■ Extracted records

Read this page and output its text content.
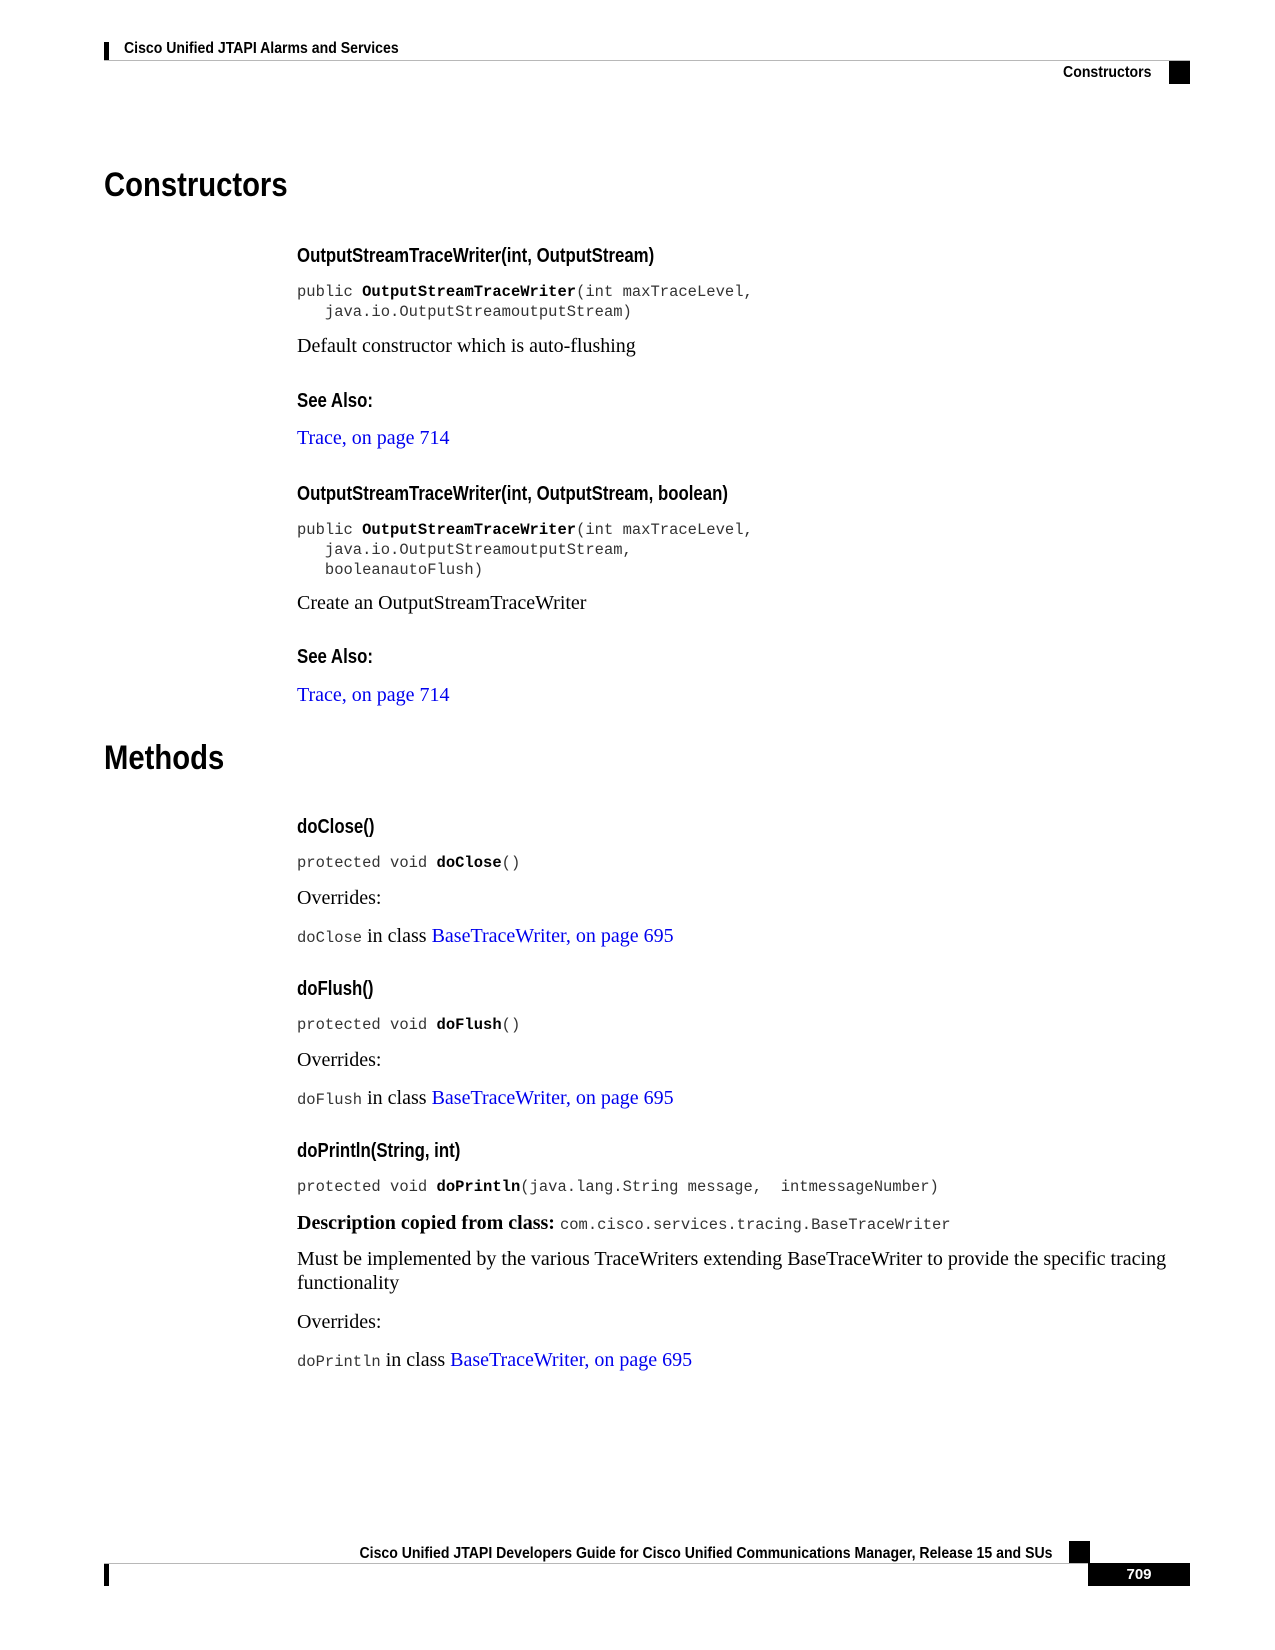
Cisco Unified JTAPI Alarms and Services
Constructors
Constructors
OutputStreamTraceWriter(int, OutputStream)
public OutputStreamTraceWriter(int maxTraceLevel,
java.io.OutputStreamoutputStream)

Default constructor which is auto-flushing

See Also:

Trace, on page 714

OutputStreamTraceWriter(int, OutputStream, boolean)
public OutputStreamTraceWriter(int maxTraceLevel,
java.io.OutputStreamoutputStream,
booleanautoFlush)

Create an OutputStreamTraceWriter

See Also:

Trace, on page 714

Methods
doClose()
protected void doClose()

Overrides:

doClose in class BaseTraceWriter, on page 695

doFlush()
protected void doFlush()

Overrides:

doFlush in class BaseTraceWriter, on page 695

doPrintln(String, int)
protected void doPrintln(java.lang.String message,  intmessageNumber)

Description copied from class: com.cisco.services.tracing.BaseTraceWriter

Must be implemented by the various TraceWriters extending BaseTraceWriter to provide the specific tracing functionality

Overrides:

doPrintln in class BaseTraceWriter, on page 695

Cisco Unified JTAPI Developers Guide for Cisco Unified Communications Manager, Release 15 and SUs
709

■ Directions for this task
The pictures should not be reproduced; quote all of the other material exactly.

■ Answer to this task
Read this page and output its text content.
Cisco Unified JTAPI Alarms and Services
Constructors
Constructors
OutputStreamTraceWriter(int, OutputStream)
public OutputStreamTraceWriter(int maxTraceLevel,
java.io.OutputStreamoutputStream)

Default constructor which is auto-flushing

See Also:

Trace, on page 714

OutputStreamTraceWriter(int, OutputStream, boolean)
public OutputStreamTraceWriter(int maxTraceLevel,
java.io.OutputStreamoutputStream,
booleanautoFlush)

Create an OutputStreamTraceWriter

See Also:

Trace, on page 714

Methods
doClose()
protected void doClose()

Overrides:

doClose in class BaseTraceWriter, on page 695

doFlush()
protected void doFlush()

Overrides:

doFlush in class BaseTraceWriter, on page 695

doPrintln(String, int)
protected void doPrintln(java.lang.String message,  intmessageNumber)

Description copied from class: com.cisco.services.tracing.BaseTraceWriter

Must be implemented by the various TraceWriters extending BaseTraceWriter to provide the specific tracing functionality

Overrides:

doPrintln in class BaseTraceWriter, on page 695

Cisco Unified JTAPI Developers Guide for Cisco Unified Communications Manager, Release 15 and SUs
709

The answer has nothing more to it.